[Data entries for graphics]
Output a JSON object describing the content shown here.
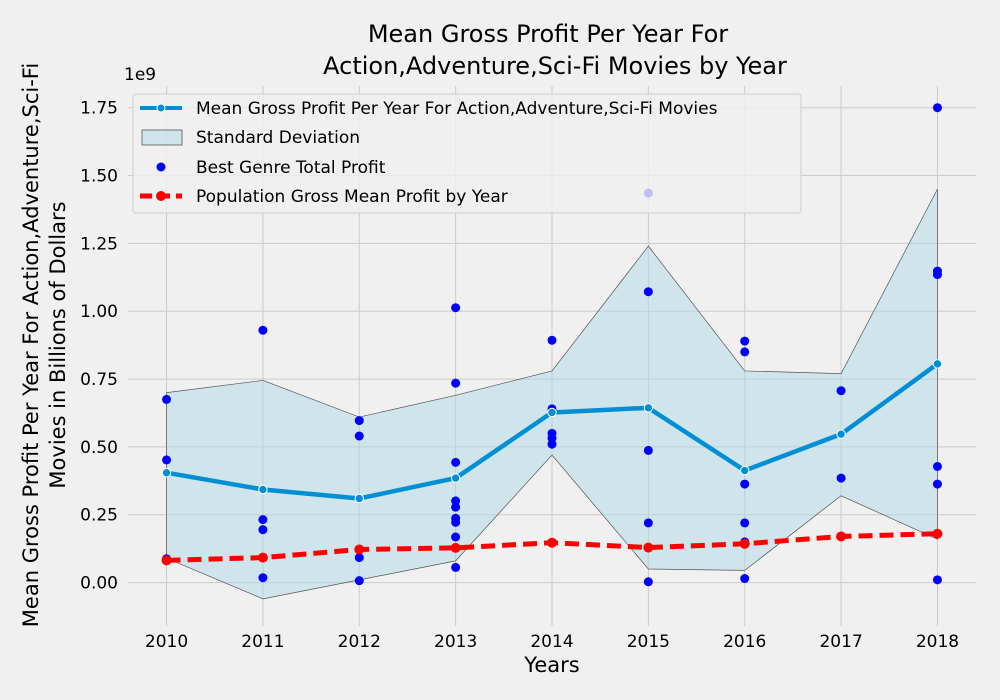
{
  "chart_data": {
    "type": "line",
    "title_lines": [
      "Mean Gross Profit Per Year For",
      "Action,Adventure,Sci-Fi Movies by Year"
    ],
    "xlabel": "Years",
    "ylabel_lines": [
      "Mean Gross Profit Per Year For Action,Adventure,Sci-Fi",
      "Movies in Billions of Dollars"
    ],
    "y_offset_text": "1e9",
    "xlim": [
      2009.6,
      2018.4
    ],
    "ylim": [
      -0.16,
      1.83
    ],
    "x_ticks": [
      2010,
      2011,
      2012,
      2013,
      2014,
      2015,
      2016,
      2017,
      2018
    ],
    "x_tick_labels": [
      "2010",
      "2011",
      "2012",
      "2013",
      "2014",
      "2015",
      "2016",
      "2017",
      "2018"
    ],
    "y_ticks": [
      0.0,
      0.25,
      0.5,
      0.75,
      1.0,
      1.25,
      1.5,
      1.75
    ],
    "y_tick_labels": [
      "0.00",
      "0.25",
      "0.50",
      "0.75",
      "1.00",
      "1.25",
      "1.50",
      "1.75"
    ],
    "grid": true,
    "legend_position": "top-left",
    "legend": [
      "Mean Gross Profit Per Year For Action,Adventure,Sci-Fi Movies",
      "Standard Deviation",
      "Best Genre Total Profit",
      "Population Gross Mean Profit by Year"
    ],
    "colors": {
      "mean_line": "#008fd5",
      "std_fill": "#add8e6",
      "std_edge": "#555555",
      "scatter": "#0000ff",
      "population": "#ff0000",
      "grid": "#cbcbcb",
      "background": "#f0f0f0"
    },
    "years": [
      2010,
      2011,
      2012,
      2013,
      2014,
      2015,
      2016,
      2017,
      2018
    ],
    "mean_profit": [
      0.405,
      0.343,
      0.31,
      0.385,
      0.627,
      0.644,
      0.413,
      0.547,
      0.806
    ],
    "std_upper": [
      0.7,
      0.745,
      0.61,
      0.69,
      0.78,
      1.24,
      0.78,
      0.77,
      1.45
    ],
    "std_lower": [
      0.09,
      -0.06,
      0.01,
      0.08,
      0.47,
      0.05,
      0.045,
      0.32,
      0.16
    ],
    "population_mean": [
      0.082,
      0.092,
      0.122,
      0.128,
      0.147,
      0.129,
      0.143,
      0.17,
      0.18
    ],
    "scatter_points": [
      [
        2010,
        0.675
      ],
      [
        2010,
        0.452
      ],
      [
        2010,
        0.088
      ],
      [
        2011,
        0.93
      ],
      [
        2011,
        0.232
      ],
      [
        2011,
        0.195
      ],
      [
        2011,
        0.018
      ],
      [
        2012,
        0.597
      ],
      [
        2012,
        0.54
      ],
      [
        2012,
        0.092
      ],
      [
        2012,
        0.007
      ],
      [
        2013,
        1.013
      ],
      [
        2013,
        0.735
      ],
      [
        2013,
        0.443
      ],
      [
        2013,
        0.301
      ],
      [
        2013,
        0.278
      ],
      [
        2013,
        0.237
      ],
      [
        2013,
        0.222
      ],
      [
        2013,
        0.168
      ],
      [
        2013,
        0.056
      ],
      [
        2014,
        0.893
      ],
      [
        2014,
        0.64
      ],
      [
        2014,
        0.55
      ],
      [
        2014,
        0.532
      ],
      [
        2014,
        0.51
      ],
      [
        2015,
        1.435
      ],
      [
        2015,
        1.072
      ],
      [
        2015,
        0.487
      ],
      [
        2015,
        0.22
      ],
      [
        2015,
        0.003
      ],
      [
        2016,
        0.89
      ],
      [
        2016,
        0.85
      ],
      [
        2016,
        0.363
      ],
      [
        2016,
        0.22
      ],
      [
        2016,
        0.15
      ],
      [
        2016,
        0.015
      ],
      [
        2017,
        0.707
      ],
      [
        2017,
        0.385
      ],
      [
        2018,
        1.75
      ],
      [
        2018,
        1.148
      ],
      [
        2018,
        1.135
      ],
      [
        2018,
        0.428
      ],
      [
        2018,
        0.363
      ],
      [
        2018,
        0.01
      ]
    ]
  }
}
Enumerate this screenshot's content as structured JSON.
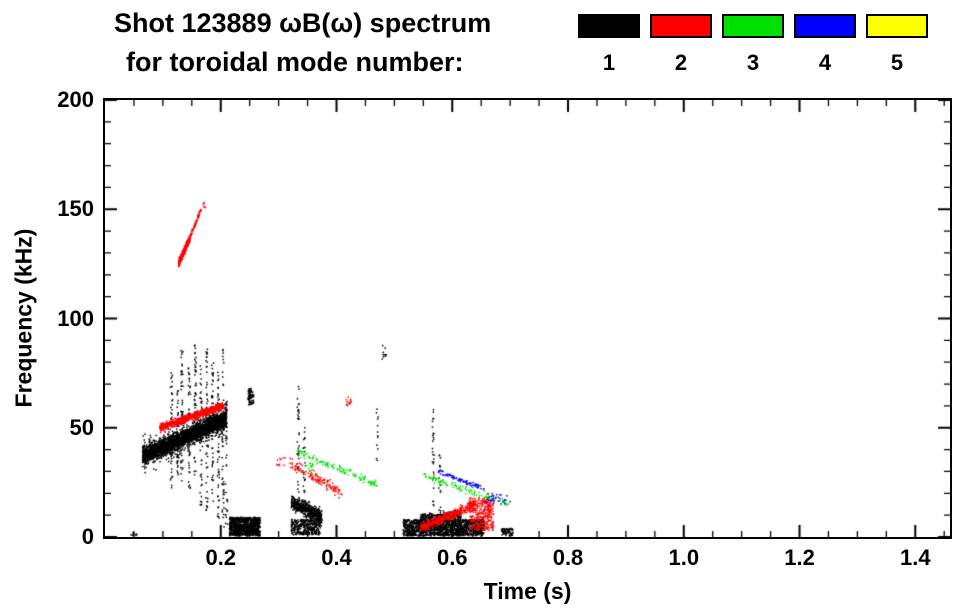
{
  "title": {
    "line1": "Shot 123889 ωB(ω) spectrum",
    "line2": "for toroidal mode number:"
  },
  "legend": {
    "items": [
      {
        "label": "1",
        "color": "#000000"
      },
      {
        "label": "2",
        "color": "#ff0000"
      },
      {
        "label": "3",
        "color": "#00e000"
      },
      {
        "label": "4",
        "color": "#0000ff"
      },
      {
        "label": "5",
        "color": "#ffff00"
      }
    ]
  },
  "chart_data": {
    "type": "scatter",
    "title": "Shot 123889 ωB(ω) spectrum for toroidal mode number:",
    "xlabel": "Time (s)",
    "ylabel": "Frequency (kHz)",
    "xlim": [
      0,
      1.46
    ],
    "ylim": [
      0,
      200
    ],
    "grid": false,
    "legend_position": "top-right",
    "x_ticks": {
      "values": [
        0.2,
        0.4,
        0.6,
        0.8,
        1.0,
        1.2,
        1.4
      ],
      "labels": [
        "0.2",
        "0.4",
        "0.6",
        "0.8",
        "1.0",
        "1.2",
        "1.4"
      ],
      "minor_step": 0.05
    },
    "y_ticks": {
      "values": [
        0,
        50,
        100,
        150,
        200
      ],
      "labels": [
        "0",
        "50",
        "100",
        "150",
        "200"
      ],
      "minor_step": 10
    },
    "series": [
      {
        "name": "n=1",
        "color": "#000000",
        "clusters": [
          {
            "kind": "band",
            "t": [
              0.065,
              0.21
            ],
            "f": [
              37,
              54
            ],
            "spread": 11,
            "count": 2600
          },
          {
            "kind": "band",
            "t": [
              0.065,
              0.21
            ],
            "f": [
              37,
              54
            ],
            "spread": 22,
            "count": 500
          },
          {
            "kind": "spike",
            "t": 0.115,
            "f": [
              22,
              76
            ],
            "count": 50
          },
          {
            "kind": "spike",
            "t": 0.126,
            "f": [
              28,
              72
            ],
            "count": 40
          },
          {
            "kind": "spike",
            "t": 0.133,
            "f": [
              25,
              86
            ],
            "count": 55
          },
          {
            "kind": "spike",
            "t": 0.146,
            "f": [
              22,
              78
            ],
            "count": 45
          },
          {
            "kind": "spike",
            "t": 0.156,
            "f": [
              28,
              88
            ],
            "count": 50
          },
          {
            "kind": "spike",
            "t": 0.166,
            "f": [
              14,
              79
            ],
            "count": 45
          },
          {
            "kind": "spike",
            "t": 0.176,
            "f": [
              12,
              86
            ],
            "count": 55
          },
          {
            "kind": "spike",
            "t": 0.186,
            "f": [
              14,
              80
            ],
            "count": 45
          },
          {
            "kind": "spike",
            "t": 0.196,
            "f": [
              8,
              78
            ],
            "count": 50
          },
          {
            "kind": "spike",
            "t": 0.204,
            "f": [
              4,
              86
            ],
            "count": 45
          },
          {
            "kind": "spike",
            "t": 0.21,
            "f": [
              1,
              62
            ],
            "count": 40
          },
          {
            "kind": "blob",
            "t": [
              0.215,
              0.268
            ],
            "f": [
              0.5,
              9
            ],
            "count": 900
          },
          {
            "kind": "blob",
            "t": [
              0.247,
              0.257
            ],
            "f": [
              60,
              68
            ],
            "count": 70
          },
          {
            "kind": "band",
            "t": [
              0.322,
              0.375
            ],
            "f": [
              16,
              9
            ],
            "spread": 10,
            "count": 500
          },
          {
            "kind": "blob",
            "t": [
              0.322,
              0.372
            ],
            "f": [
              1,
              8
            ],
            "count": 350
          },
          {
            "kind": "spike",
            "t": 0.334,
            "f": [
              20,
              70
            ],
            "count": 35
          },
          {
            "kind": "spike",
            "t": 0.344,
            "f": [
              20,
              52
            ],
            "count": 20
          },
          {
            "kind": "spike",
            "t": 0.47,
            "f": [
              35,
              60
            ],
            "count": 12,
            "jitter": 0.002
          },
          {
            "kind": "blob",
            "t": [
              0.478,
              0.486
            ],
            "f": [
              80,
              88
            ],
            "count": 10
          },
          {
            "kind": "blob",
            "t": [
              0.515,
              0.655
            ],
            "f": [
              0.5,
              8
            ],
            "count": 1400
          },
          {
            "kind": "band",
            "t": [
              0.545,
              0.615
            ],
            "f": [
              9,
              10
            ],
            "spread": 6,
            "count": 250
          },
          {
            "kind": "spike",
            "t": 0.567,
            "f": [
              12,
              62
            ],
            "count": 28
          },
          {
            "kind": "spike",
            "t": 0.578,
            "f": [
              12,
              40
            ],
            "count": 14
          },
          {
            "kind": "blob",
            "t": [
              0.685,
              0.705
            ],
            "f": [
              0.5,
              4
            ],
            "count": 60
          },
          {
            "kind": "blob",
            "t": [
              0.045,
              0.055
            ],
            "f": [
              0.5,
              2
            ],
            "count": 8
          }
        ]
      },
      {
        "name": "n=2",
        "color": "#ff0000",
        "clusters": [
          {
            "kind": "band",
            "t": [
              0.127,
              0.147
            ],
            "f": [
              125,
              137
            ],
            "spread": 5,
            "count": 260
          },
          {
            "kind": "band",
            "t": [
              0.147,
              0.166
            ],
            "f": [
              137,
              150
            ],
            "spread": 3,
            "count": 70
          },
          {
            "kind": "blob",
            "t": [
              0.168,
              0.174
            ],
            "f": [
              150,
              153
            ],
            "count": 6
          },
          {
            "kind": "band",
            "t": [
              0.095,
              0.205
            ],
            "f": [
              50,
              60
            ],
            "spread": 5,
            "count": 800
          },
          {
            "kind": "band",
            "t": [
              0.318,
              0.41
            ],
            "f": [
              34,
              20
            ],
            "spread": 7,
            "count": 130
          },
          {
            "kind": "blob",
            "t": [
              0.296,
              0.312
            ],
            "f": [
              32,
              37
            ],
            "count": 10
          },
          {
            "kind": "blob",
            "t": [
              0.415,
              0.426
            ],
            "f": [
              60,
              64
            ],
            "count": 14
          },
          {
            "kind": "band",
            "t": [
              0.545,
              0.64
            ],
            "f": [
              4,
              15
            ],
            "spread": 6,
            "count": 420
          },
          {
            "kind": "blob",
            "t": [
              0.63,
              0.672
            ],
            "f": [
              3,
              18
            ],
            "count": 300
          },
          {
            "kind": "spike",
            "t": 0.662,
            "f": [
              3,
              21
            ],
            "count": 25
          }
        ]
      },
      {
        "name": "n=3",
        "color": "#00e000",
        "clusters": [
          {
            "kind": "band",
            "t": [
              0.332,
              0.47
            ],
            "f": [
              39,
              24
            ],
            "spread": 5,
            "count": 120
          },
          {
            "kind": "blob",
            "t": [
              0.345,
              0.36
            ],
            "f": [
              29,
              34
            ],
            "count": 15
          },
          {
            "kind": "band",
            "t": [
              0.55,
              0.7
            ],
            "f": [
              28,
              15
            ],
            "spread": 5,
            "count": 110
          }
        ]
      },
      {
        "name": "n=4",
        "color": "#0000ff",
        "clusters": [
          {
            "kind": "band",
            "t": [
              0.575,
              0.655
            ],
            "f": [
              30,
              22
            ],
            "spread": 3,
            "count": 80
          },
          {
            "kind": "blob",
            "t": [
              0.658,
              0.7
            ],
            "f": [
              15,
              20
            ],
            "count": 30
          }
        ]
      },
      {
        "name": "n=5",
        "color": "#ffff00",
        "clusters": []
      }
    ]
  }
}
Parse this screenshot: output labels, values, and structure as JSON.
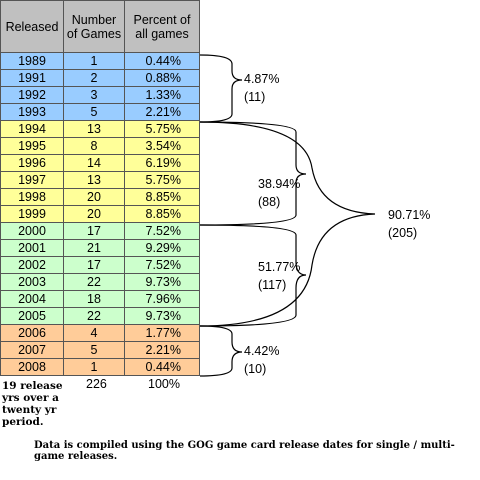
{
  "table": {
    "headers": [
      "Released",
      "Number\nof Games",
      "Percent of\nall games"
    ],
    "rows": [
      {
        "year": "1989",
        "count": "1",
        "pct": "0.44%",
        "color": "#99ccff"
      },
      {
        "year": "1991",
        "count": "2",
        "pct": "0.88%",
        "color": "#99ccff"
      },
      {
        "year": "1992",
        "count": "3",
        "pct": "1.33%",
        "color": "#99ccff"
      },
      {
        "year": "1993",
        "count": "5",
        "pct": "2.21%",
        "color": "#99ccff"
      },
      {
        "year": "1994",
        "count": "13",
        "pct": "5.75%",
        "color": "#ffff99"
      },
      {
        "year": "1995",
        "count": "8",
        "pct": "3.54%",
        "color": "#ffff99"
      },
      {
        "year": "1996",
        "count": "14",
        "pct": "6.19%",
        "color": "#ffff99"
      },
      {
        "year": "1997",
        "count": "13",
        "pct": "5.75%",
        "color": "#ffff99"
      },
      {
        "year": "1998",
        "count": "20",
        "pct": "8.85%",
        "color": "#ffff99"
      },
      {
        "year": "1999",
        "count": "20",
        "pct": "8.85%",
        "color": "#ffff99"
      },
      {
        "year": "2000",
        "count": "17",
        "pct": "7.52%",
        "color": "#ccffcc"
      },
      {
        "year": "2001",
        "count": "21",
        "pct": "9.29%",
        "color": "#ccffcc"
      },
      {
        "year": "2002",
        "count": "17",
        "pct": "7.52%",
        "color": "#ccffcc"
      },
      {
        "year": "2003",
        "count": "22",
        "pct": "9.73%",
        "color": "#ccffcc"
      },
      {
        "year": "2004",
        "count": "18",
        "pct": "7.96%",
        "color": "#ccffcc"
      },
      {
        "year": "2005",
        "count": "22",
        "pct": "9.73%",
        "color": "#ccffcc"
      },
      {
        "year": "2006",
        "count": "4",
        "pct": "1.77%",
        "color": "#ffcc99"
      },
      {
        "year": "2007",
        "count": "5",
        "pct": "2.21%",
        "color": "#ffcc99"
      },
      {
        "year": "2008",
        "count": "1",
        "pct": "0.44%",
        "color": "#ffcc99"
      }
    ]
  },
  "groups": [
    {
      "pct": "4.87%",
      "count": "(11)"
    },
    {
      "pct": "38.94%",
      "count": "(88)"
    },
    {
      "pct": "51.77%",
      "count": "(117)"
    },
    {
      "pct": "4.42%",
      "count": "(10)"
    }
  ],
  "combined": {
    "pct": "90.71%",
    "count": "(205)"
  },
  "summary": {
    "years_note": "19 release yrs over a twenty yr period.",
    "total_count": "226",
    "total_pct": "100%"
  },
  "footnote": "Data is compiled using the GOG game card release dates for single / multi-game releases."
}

▶ [Problem] Within the entries above, work out how many lines contain the word "screenshot". The number alone is the answer.

▶ [The output] 2